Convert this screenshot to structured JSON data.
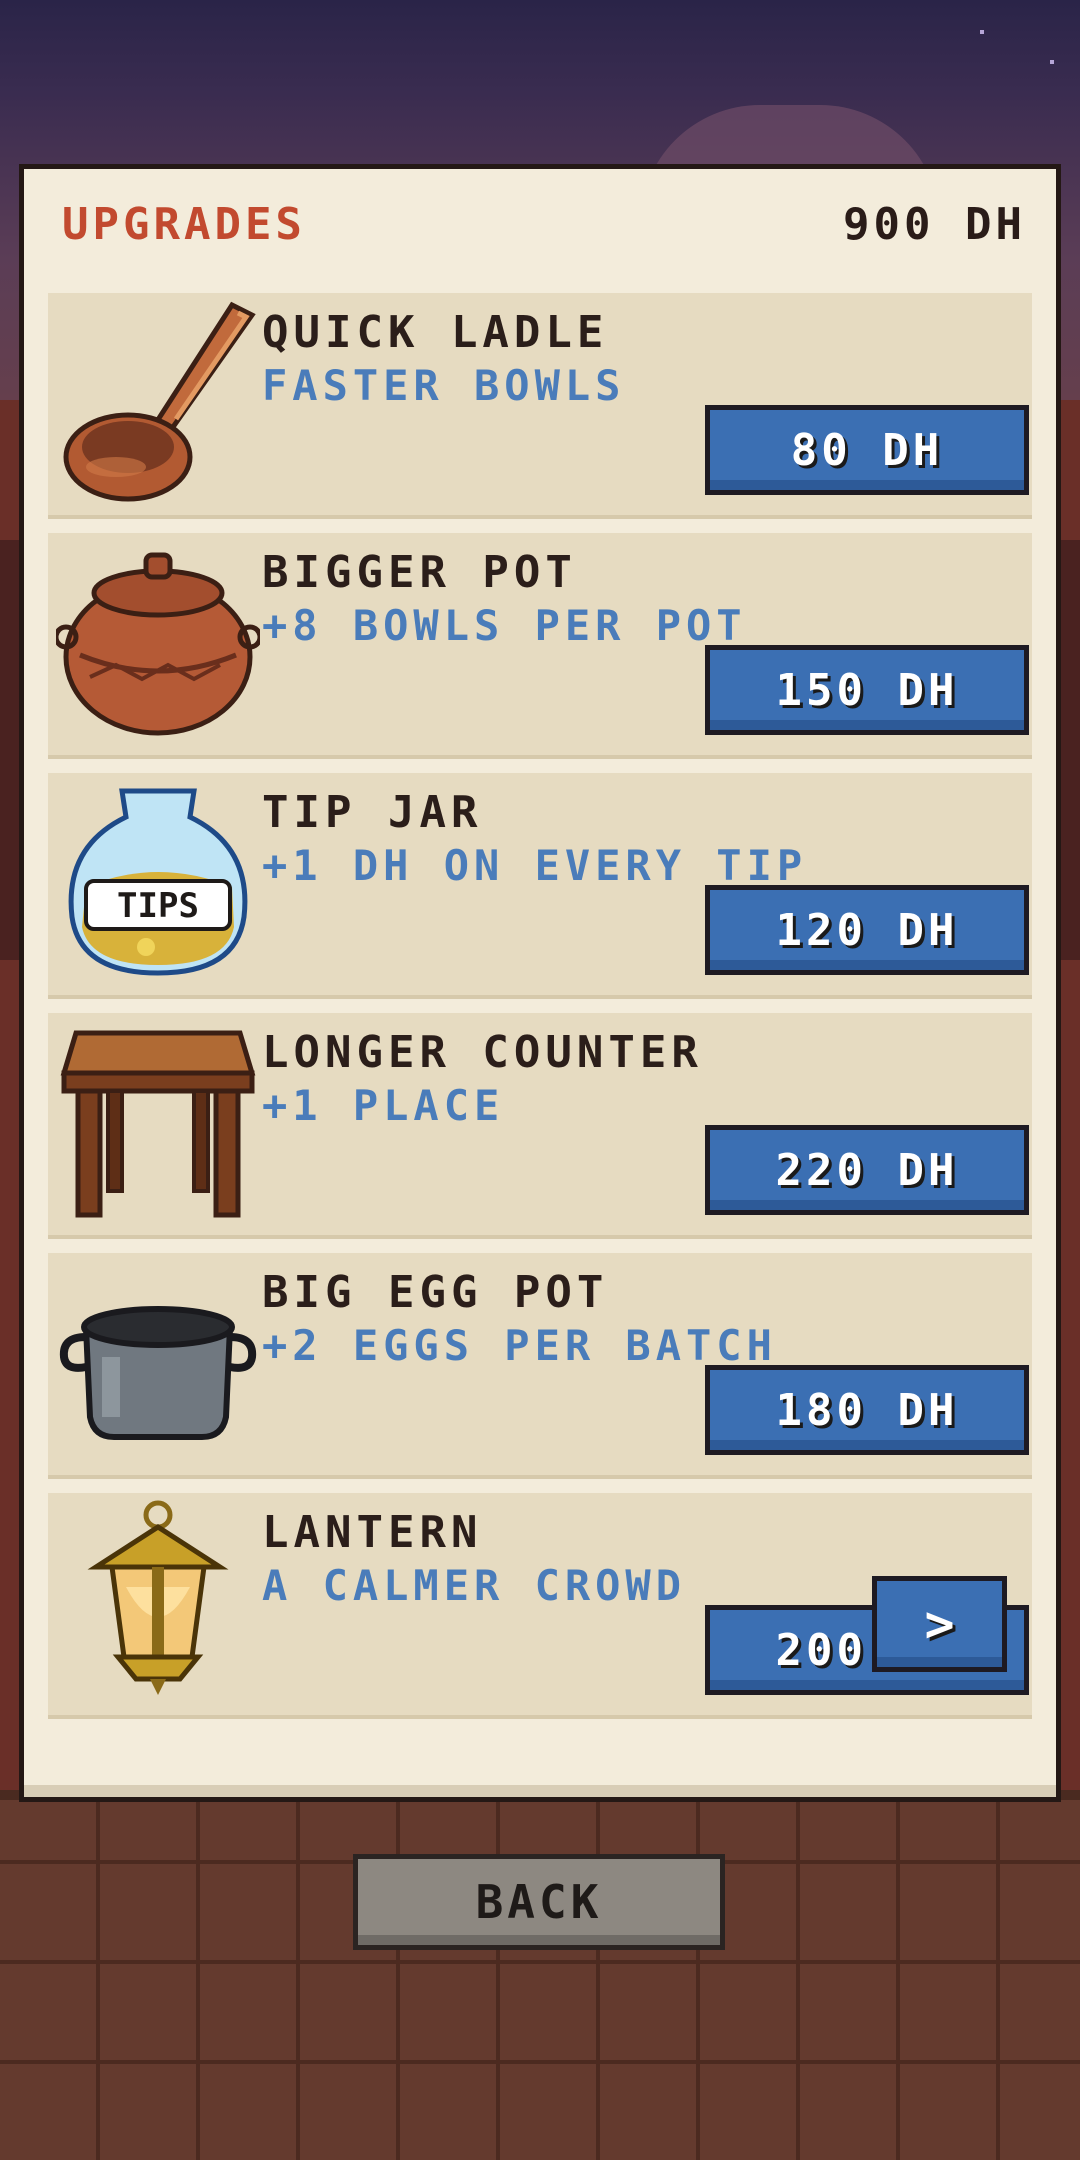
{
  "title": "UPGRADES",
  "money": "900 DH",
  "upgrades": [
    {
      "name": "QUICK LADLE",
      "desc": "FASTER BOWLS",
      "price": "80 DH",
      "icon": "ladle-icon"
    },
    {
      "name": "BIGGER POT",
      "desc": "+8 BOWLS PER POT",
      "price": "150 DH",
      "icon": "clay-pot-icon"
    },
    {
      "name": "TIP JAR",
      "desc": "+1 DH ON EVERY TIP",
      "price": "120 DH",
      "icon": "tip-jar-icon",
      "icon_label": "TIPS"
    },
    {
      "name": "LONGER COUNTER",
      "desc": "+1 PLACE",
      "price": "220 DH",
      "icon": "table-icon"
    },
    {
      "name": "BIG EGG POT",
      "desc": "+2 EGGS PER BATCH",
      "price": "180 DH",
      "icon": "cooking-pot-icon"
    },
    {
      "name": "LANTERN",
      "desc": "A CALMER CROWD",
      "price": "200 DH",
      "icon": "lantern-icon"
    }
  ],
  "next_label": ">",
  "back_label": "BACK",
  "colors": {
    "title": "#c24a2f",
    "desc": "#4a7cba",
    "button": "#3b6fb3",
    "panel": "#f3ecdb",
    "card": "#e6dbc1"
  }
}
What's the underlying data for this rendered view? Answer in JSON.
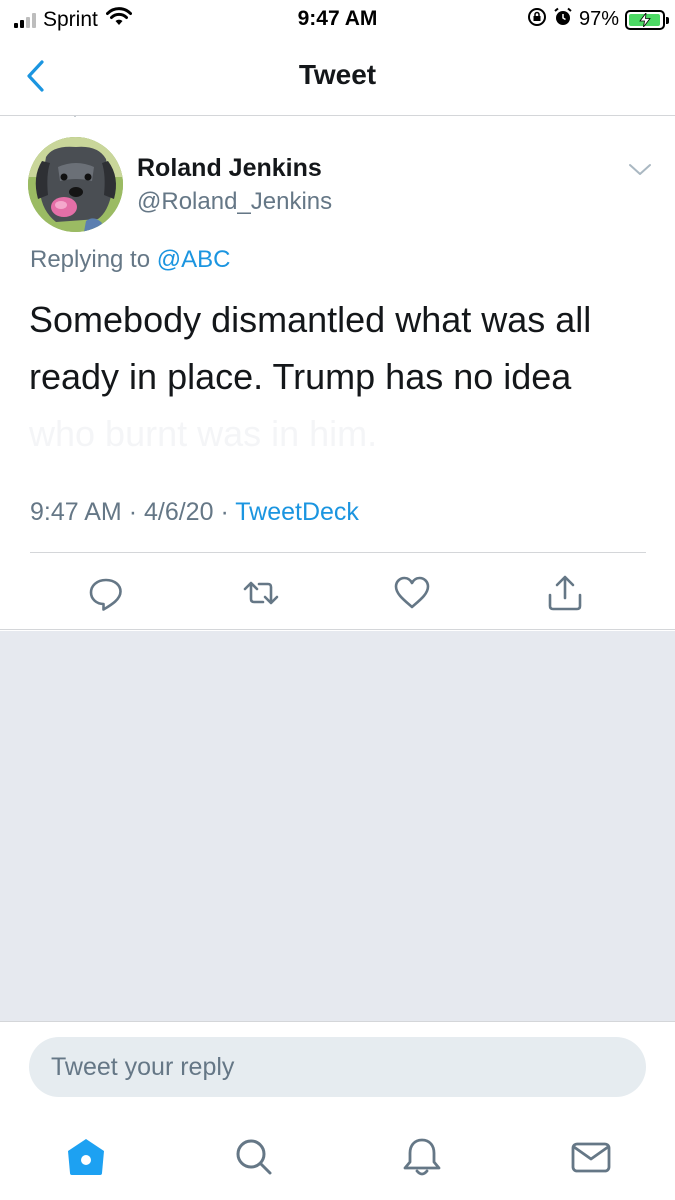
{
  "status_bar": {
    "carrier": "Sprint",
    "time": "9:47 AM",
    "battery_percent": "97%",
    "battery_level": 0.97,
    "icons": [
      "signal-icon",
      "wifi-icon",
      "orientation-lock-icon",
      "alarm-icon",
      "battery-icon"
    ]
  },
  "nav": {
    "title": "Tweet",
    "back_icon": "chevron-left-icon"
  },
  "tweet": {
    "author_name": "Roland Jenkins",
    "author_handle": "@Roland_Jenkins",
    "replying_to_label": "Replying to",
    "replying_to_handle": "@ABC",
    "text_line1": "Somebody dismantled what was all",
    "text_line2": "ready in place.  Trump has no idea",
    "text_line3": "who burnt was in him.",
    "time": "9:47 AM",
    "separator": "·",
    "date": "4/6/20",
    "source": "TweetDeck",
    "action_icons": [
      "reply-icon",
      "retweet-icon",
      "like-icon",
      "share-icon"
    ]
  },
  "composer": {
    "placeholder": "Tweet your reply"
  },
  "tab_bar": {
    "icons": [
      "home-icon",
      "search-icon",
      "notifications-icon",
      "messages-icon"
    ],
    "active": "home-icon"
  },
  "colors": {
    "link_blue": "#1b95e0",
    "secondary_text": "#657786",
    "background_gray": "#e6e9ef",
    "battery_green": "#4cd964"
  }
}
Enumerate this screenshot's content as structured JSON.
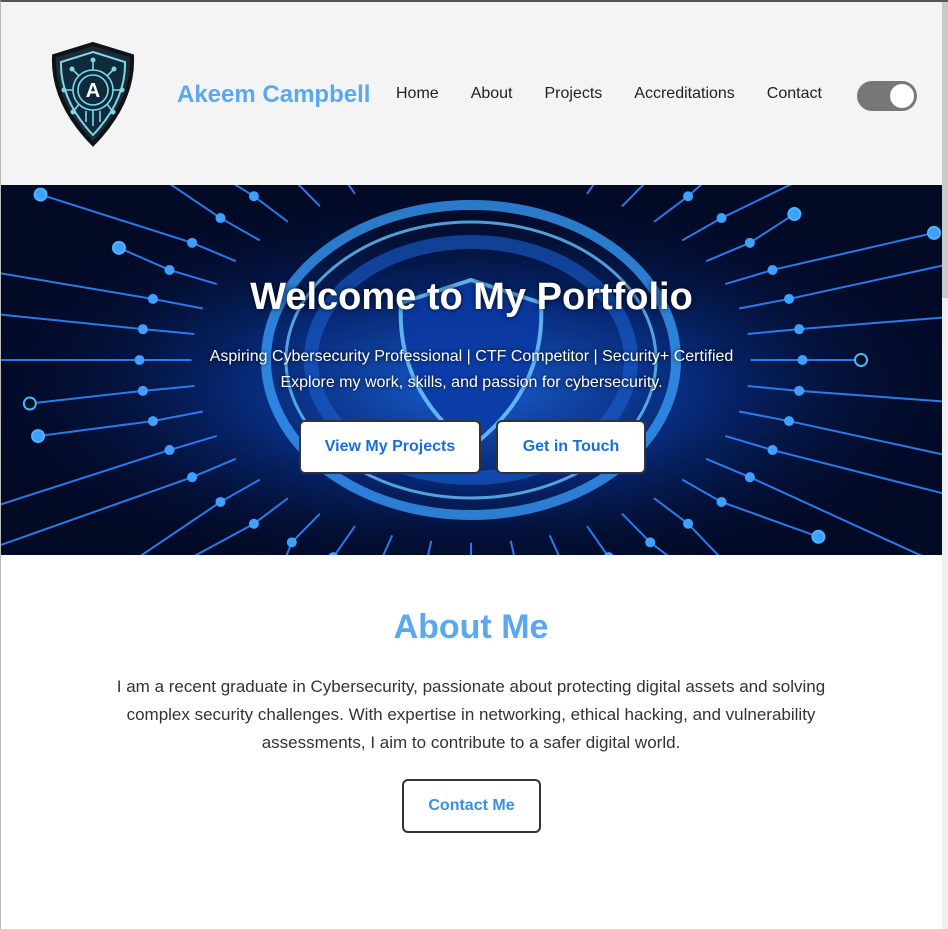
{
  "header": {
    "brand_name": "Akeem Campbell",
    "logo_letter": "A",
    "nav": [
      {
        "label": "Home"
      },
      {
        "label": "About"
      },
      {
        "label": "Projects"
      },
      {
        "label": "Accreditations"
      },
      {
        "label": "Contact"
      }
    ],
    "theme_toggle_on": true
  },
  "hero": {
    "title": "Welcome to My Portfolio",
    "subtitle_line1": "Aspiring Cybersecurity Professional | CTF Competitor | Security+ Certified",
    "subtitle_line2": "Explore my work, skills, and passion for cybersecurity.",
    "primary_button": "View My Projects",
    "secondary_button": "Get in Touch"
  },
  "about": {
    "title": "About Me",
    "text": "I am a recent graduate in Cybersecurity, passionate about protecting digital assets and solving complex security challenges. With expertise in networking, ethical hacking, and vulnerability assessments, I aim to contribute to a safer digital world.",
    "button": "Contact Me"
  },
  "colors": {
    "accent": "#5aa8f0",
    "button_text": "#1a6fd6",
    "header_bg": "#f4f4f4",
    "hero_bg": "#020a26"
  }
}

★ ★ ★ ★ ★ ★ ★

* **Task**:
Go through the records above, find every line with the word "desc", and list those lines.

* **Finished task**:
      "desc": "FASTER BOWLS",
      "desc": "+8 BOWLS PER POT",
      "desc": "+1 DH ON EVERY TIP",
      "desc": "+1 PLACE",
      "desc": "+2 EGGS PER BATCH",
      "desc": "A CALMER CROWD",
    "desc": "#4a7cba",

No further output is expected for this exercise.